> **SUPPLIED DATA**:
* Begin *

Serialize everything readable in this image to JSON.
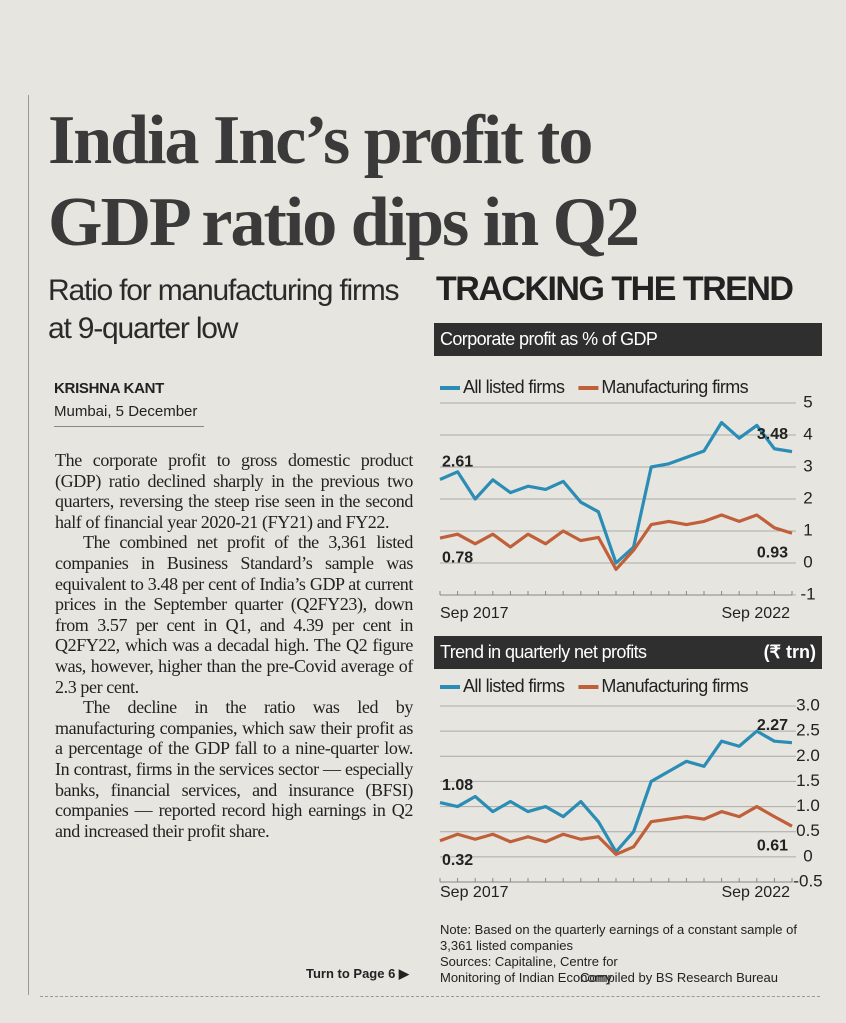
{
  "headline": [
    "India Inc’s profit to",
    "GDP ratio dips in Q2"
  ],
  "subheadline": "Ratio for manufacturing firms at 9-quarter low",
  "byline": "KRISHNA KANT",
  "dateline": "Mumbai, 5 December",
  "body": [
    "The corporate profit to gross domestic product (GDP) ratio declined sharply in the previous two quarters, reversing the steep rise seen in the second half of financial year 2020-21 (FY21) and FY22.",
    "The combined net profit of the 3,361 listed companies in Business Standard’s sample was equivalent to 3.48 per cent of India’s GDP at current prices in the September quarter (Q2FY23), down from 3.57 per cent in Q1, and 4.39 per cent in Q2FY22, which was a decadal high. The Q2 figure was, however, higher than the pre-Covid average of 2.3 per cent.",
    "The decline in the ratio was led by manufacturing companies, which saw their profit as a percentage of the GDP fall to a nine-quarter low. In contrast, firms in the services sector — especially banks, financial services, and insurance (BFSI) companies — reported record high earnings in Q2 and increased their profit share."
  ],
  "turn_to": "Turn to Page 6 ▶",
  "sidebar_title": "TRACKING THE TREND",
  "note": "Note: Based on the quarterly earnings of a constant sample of 3,361 listed companies",
  "sources": "Sources: Capitaline, Centre for Monitoring of Indian Economy",
  "credit": "Compiled by BS Research Bureau",
  "chart_data": [
    {
      "type": "line",
      "title": "Corporate profit as % of GDP",
      "categories": [
        "Sep 2017",
        null,
        null,
        null,
        null,
        null,
        null,
        null,
        null,
        null,
        null,
        null,
        null,
        null,
        null,
        null,
        null,
        null,
        null,
        null,
        "Sep 2022"
      ],
      "series": [
        {
          "name": "All listed firms",
          "color": "#2b8db5",
          "values": [
            2.61,
            2.85,
            2.0,
            2.6,
            2.2,
            2.4,
            2.3,
            2.55,
            1.9,
            1.6,
            0.0,
            0.5,
            3.0,
            3.1,
            3.3,
            3.5,
            4.39,
            3.9,
            4.3,
            3.57,
            3.48
          ]
        },
        {
          "name": "Manufacturing firms",
          "color": "#c0603a",
          "values": [
            0.78,
            0.9,
            0.6,
            0.9,
            0.5,
            0.9,
            0.6,
            1.0,
            0.7,
            0.8,
            -0.2,
            0.4,
            1.2,
            1.3,
            1.2,
            1.3,
            1.5,
            1.3,
            1.5,
            1.1,
            0.93
          ]
        }
      ],
      "ylim": [
        -1,
        5
      ],
      "yticks": [
        5,
        4,
        3,
        2,
        1,
        0,
        -1
      ],
      "grid": true
    },
    {
      "type": "line",
      "title": "Trend in quarterly net profits",
      "unit": "(₹ trn)",
      "categories": [
        "Sep 2017",
        null,
        null,
        null,
        null,
        null,
        null,
        null,
        null,
        null,
        null,
        null,
        null,
        null,
        null,
        null,
        null,
        null,
        null,
        null,
        "Sep 2022"
      ],
      "series": [
        {
          "name": "All listed firms",
          "color": "#2b8db5",
          "values": [
            1.08,
            1.0,
            1.2,
            0.9,
            1.1,
            0.9,
            1.0,
            0.8,
            1.1,
            0.7,
            0.1,
            0.5,
            1.5,
            1.7,
            1.9,
            1.8,
            2.3,
            2.2,
            2.5,
            2.3,
            2.27
          ]
        },
        {
          "name": "Manufacturing firms",
          "color": "#c0603a",
          "values": [
            0.32,
            0.45,
            0.35,
            0.45,
            0.3,
            0.4,
            0.3,
            0.45,
            0.35,
            0.4,
            0.05,
            0.2,
            0.7,
            0.75,
            0.8,
            0.75,
            0.9,
            0.8,
            1.0,
            0.8,
            0.61
          ]
        }
      ],
      "ylim": [
        -0.5,
        3.0
      ],
      "yticks": [
        {
          "value": 3,
          "label": "3.0"
        },
        2.5,
        {
          "value": 2,
          "label": "2.0"
        },
        1.5,
        {
          "value": 1,
          "label": "1.0"
        },
        0.5,
        0,
        -0.5
      ],
      "grid": true
    }
  ]
}
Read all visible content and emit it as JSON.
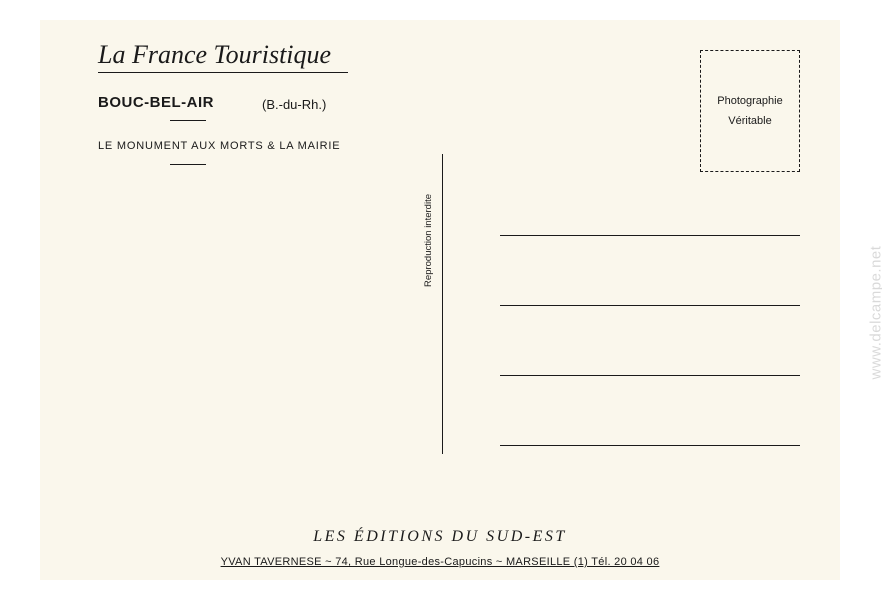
{
  "header": {
    "script_title": "La France Touristique"
  },
  "left": {
    "location": "BOUC-BEL-AIR",
    "department": "(B.-du-Rh.)",
    "caption": "LE MONUMENT AUX MORTS  &  LA MAIRIE"
  },
  "stamp": {
    "line1": "Photographie",
    "line2": "Véritable"
  },
  "center": {
    "vertical": "Reproduction interdite"
  },
  "footer": {
    "publisher": "LES ÉDITIONS DU SUD-EST",
    "address": "YVAN TAVERNESE  ~  74, Rue Longue-des-Capucins  ~  MARSEILLE  (1)      Tél. 20 04 06"
  },
  "watermark": "www.delcampe.net"
}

* End *

> **STATED PROBLEM**:
Write out exactly the lines from the one that contains "Read all visible content and emit it as JSON." through the last line of the data above, both included. Leave every picture out.

> **COMPLETE OUTPUT**:
Read all visible content and emit it as JSON.
{
  "header": {
    "script_title": "La France Touristique"
  },
  "left": {
    "location": "BOUC-BEL-AIR",
    "department": "(B.-du-Rh.)",
    "caption": "LE MONUMENT AUX MORTS  &  LA MAIRIE"
  },
  "stamp": {
    "line1": "Photographie",
    "line2": "Véritable"
  },
  "center": {
    "vertical": "Reproduction interdite"
  },
  "footer": {
    "publisher": "LES ÉDITIONS DU SUD-EST",
    "address": "YVAN TAVERNESE  ~  74, Rue Longue-des-Capucins  ~  MARSEILLE  (1)      Tél. 20 04 06"
  },
  "watermark": "www.delcampe.net"
}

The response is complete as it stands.